**Problem description**
Find each line with the word "ffffff" in it, then give the total alone.

**Dataset listings of figures**
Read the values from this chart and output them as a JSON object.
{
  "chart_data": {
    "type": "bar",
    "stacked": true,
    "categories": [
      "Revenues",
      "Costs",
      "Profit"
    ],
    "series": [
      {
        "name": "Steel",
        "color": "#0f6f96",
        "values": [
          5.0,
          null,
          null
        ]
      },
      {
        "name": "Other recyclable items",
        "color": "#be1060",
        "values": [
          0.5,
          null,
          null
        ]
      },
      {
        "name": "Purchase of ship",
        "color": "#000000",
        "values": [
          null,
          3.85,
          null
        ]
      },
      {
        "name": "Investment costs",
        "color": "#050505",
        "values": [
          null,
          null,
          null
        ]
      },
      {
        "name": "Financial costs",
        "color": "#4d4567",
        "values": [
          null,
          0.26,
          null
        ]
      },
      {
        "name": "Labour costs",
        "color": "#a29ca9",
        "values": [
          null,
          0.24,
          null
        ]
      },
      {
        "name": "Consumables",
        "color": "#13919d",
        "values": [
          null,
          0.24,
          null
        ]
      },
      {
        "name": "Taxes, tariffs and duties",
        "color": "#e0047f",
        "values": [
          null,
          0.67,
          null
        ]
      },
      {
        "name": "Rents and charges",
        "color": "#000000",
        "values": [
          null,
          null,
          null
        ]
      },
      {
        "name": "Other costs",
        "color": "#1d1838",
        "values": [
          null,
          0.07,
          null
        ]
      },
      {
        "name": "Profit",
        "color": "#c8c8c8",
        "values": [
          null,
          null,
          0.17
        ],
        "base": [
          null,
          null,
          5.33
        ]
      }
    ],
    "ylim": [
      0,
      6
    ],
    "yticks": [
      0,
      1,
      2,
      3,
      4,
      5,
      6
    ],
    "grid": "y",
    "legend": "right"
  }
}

---

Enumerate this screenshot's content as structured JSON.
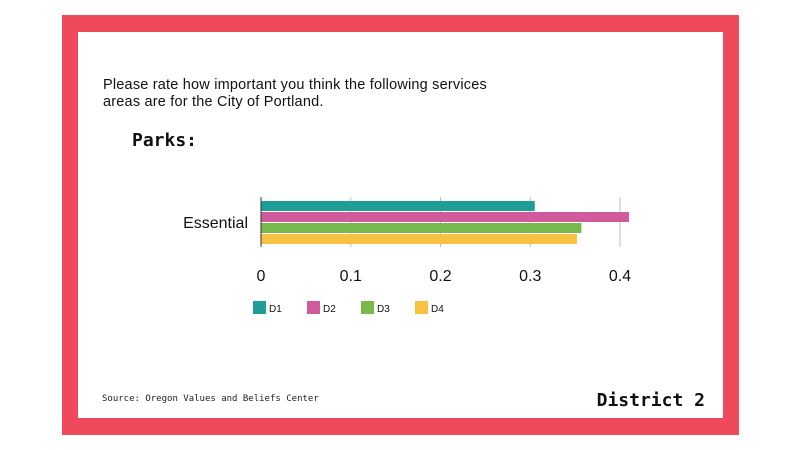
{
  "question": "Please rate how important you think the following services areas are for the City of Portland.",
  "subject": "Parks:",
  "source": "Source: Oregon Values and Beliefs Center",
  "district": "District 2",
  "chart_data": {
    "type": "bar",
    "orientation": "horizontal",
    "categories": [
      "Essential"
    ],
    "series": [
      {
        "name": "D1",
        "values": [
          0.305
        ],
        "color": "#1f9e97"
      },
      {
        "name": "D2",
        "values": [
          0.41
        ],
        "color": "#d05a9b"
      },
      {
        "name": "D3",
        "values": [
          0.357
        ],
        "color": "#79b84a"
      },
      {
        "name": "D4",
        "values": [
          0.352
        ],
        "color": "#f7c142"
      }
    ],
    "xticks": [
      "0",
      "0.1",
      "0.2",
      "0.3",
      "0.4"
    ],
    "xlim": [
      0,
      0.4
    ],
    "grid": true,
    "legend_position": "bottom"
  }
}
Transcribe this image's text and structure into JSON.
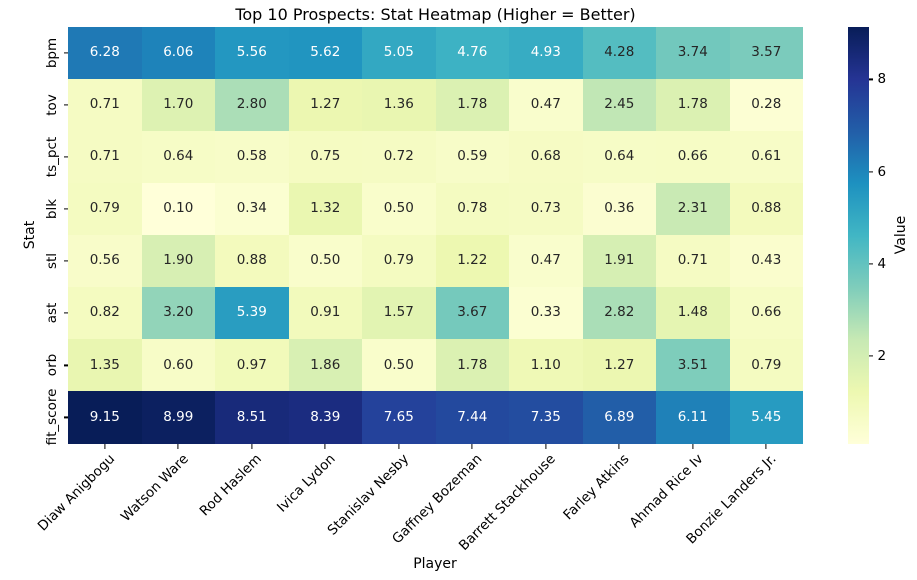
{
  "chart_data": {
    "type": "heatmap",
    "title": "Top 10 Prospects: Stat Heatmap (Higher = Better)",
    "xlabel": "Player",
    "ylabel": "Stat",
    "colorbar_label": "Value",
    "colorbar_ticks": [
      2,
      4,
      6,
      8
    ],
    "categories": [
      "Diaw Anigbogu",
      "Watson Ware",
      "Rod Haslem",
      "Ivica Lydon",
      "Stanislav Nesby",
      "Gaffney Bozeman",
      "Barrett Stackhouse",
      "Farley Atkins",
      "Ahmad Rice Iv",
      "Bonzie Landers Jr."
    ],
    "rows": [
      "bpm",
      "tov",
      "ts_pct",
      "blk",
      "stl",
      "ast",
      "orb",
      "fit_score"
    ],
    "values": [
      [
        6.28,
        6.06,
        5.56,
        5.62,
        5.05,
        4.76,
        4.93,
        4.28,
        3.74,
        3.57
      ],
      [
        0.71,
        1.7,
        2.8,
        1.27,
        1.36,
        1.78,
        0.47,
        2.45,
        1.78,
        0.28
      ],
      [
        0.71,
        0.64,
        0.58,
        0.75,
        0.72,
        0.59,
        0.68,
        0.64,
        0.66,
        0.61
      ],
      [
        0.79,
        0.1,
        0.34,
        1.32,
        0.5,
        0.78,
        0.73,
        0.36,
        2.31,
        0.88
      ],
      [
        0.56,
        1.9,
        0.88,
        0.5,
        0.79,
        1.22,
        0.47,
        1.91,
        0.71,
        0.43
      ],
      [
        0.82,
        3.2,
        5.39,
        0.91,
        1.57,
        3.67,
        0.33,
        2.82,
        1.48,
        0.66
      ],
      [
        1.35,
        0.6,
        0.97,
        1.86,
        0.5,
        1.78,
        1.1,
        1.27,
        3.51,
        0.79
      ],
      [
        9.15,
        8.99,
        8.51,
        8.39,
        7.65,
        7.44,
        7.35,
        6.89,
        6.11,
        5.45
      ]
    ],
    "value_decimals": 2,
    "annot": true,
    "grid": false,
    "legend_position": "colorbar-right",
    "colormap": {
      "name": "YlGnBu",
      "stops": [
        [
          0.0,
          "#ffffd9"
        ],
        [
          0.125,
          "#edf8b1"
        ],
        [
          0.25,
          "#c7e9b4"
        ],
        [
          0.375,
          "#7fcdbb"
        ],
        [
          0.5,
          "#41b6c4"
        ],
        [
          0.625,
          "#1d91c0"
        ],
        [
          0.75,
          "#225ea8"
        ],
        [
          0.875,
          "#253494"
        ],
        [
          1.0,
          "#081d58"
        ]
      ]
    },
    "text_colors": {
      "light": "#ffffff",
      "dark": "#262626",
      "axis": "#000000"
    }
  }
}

---

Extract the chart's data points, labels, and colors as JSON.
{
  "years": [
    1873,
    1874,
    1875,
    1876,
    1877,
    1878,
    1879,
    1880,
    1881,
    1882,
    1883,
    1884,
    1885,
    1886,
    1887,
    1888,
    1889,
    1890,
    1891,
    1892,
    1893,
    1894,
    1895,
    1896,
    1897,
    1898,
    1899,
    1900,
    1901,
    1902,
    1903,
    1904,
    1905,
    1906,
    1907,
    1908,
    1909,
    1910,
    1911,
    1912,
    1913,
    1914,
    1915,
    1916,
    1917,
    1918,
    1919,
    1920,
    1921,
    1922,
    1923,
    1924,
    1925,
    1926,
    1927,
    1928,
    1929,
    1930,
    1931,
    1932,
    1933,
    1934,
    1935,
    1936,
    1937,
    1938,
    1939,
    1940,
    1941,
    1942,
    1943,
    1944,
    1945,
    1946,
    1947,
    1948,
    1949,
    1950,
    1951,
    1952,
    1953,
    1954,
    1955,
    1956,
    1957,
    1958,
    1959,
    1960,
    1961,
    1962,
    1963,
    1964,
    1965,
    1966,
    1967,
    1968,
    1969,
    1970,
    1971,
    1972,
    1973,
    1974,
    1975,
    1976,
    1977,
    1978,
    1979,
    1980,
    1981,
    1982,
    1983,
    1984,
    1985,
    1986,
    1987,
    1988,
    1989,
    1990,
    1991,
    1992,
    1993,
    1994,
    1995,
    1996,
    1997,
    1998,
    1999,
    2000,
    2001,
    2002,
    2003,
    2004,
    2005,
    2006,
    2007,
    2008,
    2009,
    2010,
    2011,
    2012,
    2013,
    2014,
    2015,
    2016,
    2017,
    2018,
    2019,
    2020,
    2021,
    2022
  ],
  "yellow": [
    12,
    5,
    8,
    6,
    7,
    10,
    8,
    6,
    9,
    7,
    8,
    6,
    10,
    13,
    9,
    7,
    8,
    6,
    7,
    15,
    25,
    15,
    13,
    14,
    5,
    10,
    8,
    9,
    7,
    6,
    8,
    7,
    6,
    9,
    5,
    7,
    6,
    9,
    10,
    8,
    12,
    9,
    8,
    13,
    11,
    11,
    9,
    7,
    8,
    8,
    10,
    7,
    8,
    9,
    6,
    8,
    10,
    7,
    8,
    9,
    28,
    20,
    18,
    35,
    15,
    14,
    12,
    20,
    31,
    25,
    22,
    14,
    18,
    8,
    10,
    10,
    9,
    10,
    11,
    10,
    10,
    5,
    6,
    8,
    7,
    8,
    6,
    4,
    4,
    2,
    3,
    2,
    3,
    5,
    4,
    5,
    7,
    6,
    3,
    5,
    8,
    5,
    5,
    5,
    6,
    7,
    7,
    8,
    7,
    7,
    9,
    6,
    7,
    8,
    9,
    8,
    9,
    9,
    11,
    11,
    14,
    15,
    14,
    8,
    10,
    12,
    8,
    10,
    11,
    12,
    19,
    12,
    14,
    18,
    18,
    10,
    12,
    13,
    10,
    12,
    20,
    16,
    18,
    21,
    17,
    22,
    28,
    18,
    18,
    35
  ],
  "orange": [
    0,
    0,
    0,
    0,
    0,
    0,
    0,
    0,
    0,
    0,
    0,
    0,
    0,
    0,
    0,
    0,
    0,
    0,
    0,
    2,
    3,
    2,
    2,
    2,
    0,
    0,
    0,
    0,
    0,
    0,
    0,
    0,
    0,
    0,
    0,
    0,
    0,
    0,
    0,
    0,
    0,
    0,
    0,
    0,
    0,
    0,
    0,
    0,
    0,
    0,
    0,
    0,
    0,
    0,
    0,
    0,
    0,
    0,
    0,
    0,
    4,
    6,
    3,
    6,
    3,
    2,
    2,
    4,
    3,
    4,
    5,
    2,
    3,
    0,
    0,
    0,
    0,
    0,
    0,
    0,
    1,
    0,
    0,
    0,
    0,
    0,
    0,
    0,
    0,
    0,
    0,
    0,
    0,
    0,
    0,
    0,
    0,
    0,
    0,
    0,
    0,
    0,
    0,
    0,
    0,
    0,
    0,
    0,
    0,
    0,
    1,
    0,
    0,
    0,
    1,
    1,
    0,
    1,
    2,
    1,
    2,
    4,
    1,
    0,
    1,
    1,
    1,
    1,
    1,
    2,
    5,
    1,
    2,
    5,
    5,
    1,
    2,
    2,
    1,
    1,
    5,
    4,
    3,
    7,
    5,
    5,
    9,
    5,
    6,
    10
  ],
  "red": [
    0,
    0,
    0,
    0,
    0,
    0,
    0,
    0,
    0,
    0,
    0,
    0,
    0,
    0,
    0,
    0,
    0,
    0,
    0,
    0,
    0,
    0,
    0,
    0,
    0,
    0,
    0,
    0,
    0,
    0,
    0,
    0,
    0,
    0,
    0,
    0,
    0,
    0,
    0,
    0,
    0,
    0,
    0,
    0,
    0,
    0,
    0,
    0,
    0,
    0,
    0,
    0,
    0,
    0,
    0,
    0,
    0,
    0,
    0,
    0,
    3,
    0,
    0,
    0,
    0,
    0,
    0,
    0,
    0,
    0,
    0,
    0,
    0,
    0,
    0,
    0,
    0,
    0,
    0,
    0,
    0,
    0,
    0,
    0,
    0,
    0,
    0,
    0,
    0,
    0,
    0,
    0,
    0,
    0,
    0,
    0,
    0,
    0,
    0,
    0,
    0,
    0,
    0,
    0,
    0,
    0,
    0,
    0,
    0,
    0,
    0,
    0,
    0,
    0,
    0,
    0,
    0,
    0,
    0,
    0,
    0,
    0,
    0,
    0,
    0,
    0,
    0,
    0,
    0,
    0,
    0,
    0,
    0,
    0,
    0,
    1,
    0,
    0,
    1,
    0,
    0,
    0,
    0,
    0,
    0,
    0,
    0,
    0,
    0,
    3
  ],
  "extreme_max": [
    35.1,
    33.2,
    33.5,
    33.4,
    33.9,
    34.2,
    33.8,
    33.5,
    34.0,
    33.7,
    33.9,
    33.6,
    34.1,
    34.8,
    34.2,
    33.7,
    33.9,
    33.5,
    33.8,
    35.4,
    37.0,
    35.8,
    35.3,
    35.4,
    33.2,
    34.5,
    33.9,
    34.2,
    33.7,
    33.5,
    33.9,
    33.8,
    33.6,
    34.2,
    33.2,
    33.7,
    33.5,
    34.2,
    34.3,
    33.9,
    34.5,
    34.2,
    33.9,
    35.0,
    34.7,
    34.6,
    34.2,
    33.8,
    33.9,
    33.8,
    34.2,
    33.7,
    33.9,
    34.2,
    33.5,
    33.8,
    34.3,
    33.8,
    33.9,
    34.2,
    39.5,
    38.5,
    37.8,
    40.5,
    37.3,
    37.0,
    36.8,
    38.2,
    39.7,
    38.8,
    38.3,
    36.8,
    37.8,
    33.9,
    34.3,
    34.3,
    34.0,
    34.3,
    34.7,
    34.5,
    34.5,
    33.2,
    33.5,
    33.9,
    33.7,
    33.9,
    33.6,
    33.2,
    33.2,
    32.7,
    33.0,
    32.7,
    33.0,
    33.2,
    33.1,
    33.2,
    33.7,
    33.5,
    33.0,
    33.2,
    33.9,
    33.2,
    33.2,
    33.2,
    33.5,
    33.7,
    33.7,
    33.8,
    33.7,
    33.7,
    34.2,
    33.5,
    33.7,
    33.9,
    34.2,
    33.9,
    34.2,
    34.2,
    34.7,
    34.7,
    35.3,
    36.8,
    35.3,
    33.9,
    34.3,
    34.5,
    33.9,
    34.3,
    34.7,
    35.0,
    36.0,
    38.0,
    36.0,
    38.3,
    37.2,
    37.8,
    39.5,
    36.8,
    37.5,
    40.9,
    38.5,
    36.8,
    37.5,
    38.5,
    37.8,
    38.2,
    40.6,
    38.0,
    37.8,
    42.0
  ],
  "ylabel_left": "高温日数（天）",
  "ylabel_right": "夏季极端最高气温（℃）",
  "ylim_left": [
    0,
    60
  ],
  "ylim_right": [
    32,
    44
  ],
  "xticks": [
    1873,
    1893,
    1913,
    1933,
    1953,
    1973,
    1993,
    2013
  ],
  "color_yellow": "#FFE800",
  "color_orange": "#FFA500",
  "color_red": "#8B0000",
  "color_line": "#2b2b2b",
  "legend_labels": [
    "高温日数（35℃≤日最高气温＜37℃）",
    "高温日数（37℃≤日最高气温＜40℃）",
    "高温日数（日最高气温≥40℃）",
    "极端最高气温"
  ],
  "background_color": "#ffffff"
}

**In response**
2